REQUIREMENTS:
Restate each line of the listing exactly, without carrying over any pictures.

(Data items)
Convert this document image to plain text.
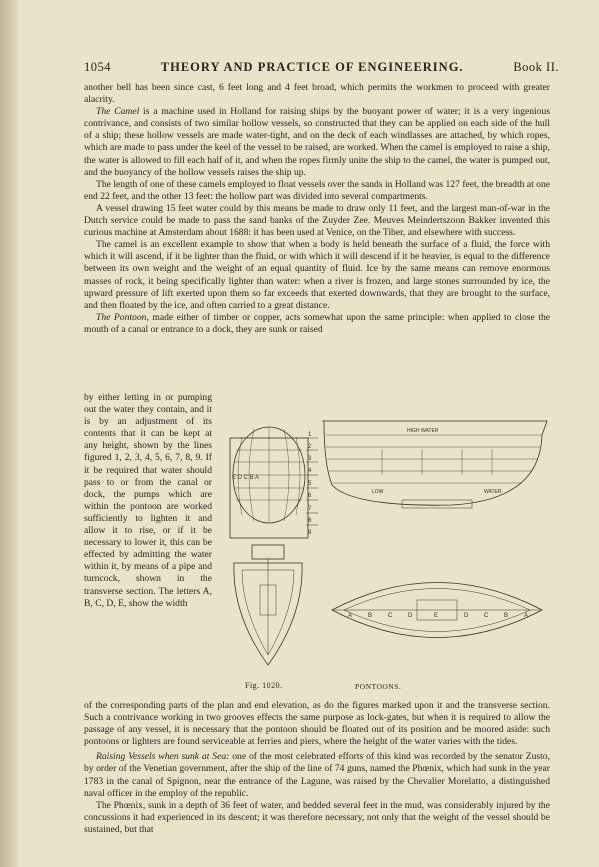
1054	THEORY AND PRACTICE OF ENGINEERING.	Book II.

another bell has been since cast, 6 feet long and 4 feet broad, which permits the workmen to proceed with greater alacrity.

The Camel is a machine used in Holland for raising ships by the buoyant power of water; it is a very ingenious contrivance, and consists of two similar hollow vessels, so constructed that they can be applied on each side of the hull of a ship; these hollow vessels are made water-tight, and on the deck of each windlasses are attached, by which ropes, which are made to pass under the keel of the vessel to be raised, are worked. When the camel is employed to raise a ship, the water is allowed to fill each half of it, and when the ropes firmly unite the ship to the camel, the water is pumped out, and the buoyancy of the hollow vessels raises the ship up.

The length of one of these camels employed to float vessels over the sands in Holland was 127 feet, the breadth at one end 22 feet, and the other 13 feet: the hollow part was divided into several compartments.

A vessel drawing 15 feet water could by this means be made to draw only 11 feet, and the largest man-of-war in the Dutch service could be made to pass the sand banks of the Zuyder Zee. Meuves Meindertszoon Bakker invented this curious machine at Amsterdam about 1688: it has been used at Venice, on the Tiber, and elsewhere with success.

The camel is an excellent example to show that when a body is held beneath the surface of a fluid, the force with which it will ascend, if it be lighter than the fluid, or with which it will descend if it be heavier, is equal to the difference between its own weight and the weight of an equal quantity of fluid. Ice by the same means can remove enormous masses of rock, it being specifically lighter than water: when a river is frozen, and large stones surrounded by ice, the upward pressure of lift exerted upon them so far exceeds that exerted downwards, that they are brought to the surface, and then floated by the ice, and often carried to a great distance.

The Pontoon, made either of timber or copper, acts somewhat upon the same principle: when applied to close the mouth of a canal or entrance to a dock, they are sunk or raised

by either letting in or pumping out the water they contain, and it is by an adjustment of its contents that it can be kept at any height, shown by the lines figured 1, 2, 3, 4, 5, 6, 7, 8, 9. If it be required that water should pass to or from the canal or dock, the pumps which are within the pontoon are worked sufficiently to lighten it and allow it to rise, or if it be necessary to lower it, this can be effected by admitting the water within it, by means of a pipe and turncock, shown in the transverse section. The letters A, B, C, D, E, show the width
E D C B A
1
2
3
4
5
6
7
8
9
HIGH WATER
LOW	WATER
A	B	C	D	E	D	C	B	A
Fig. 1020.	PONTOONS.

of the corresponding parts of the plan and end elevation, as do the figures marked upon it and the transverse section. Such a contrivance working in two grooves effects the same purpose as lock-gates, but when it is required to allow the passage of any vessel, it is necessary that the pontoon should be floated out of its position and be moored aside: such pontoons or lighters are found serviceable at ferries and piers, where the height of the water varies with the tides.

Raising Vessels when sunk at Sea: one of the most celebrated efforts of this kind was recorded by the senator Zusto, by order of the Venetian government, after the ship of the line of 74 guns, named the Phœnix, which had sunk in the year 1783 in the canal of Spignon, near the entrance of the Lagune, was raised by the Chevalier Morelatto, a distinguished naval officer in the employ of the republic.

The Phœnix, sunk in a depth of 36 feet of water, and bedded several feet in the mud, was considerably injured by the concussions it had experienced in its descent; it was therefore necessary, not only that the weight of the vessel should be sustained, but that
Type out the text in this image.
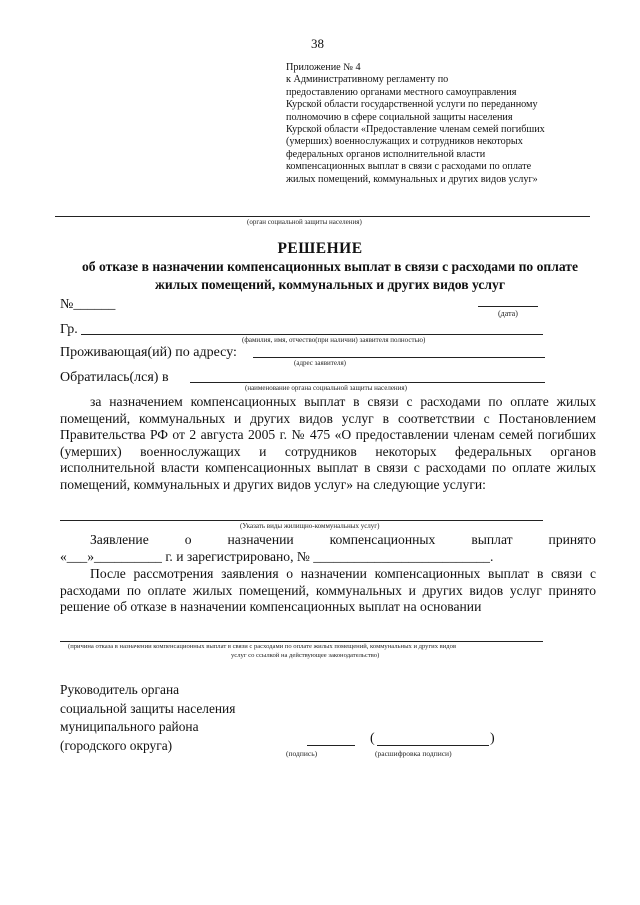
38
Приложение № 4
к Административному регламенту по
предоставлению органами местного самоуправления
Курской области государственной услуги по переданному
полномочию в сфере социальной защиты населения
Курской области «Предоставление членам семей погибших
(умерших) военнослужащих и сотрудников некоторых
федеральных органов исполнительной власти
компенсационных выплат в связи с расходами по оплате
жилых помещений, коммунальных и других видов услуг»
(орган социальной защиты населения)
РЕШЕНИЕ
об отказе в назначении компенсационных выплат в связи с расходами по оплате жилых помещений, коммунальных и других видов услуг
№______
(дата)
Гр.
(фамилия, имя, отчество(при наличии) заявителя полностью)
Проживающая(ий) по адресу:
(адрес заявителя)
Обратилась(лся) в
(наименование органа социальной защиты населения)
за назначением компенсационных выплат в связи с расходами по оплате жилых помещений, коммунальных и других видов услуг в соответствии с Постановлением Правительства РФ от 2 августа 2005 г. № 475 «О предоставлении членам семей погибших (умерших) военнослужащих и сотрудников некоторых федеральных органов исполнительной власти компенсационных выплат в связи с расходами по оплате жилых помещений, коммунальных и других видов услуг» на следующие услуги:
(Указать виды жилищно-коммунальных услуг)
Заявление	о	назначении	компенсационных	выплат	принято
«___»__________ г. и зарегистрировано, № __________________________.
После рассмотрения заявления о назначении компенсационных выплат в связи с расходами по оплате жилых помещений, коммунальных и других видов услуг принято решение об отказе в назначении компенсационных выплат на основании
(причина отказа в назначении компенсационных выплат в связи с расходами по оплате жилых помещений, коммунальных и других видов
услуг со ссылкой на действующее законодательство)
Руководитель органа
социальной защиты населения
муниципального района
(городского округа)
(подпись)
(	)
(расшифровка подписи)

FULL RESPONSE:
Convert this document image to plain text.
1054	THEORY AND PRACTICE OF ENGINEERING.	Book II.

another bell has been since cast, 6 feet long and 4 feet broad, which permits the workmen to proceed with greater alacrity.

The Camel is a machine used in Holland for raising ships by the buoyant power of water; it is a very ingenious contrivance, and consists of two similar hollow vessels, so constructed that they can be applied on each side of the hull of a ship; these hollow vessels are made water-tight, and on the deck of each windlasses are attached, by which ropes, which are made to pass under the keel of the vessel to be raised, are worked. When the camel is employed to raise a ship, the water is allowed to fill each half of it, and when the ropes firmly unite the ship to the camel, the water is pumped out, and the buoyancy of the hollow vessels raises the ship up.

The length of one of these camels employed to float vessels over the sands in Holland was 127 feet, the breadth at one end 22 feet, and the other 13 feet: the hollow part was divided into several compartments.

A vessel drawing 15 feet water could by this means be made to draw only 11 feet, and the largest man-of-war in the Dutch service could be made to pass the sand banks of the Zuyder Zee. Meuves Meindertszoon Bakker invented this curious machine at Amsterdam about 1688: it has been used at Venice, on the Tiber, and elsewhere with success.

The camel is an excellent example to show that when a body is held beneath the surface of a fluid, the force with which it will ascend, if it be lighter than the fluid, or with which it will descend if it be heavier, is equal to the difference between its own weight and the weight of an equal quantity of fluid. Ice by the same means can remove enormous masses of rock, it being specifically lighter than water: when a river is frozen, and large stones surrounded by ice, the upward pressure of lift exerted upon them so far exceeds that exerted downwards, that they are brought to the surface, and then floated by the ice, and often carried to a great distance.

The Pontoon, made either of timber or copper, acts somewhat upon the same principle: when applied to close the mouth of a canal or entrance to a dock, they are sunk or raised

by either letting in or pumping out the water they contain, and it is by an adjustment of its contents that it can be kept at any height, shown by the lines figured 1, 2, 3, 4, 5, 6, 7, 8, 9. If it be required that water should pass to or from the canal or dock, the pumps which are within the pontoon are worked sufficiently to lighten it and allow it to rise, or if it be necessary to lower it, this can be effected by admitting the water within it, by means of a pipe and turncock, shown in the transverse section. The letters A, B, C, D, E, show the width
E D C B A
1
2
3
4
5
6
7
8
9
HIGH WATER
LOW	WATER
A	B	C	D	E	D	C	B	A
Fig. 1020.	PONTOONS.

of the corresponding parts of the plan and end elevation, as do the figures marked upon it and the transverse section. Such a contrivance working in two grooves effects the same purpose as lock-gates, but when it is required to allow the passage of any vessel, it is necessary that the pontoon should be floated out of its position and be moored aside: such pontoons or lighters are found serviceable at ferries and piers, where the height of the water varies with the tides.

Raising Vessels when sunk at Sea: one of the most celebrated efforts of this kind was recorded by the senator Zusto, by order of the Venetian government, after the ship of the line of 74 guns, named the Phœnix, which had sunk in the year 1783 in the canal of Spignon, near the entrance of the Lagune, was raised by the Chevalier Morelatto, a distinguished naval officer in the employ of the republic.

The Phœnix, sunk in a depth of 36 feet of water, and bedded several feet in the mud, was considerably injured by the concussions it had experienced in its descent; it was therefore necessary, not only that the weight of the vessel should be sustained, but that
Type out the text in this image.
38
Приложение № 4
к Административному регламенту по
предоставлению органами местного самоуправления
Курской области государственной услуги по переданному
полномочию в сфере социальной защиты населения
Курской области «Предоставление членам семей погибших
(умерших) военнослужащих и сотрудников некоторых
федеральных органов исполнительной власти
компенсационных выплат в связи с расходами по оплате
жилых помещений, коммунальных и других видов услуг»
(орган социальной защиты населения)
РЕШЕНИЕ
об отказе в назначении компенсационных выплат в связи с расходами по оплате жилых помещений, коммунальных и других видов услуг
№______
(дата)
Гр.
(фамилия, имя, отчество(при наличии) заявителя полностью)
Проживающая(ий) по адресу:
(адрес заявителя)
Обратилась(лся) в
(наименование органа социальной защиты населения)
за назначением компенсационных выплат в связи с расходами по оплате жилых помещений, коммунальных и других видов услуг в соответствии с Постановлением Правительства РФ от 2 августа 2005 г. № 475 «О предоставлении членам семей погибших (умерших) военнослужащих и сотрудников некоторых федеральных органов исполнительной власти компенсационных выплат в связи с расходами по оплате жилых помещений, коммунальных и других видов услуг» на следующие услуги:
(Указать виды жилищно-коммунальных услуг)
Заявление	о	назначении	компенсационных	выплат	принято
«___»__________ г. и зарегистрировано, № __________________________.
После рассмотрения заявления о назначении компенсационных выплат в связи с расходами по оплате жилых помещений, коммунальных и других видов услуг принято решение об отказе в назначении компенсационных выплат на основании
(причина отказа в назначении компенсационных выплат в связи с расходами по оплате жилых помещений, коммунальных и других видов
услуг со ссылкой на действующее законодательство)
Руководитель органа
социальной защиты населения
муниципального района
(городского округа)
(подпись)
(	)
(расшифровка подписи)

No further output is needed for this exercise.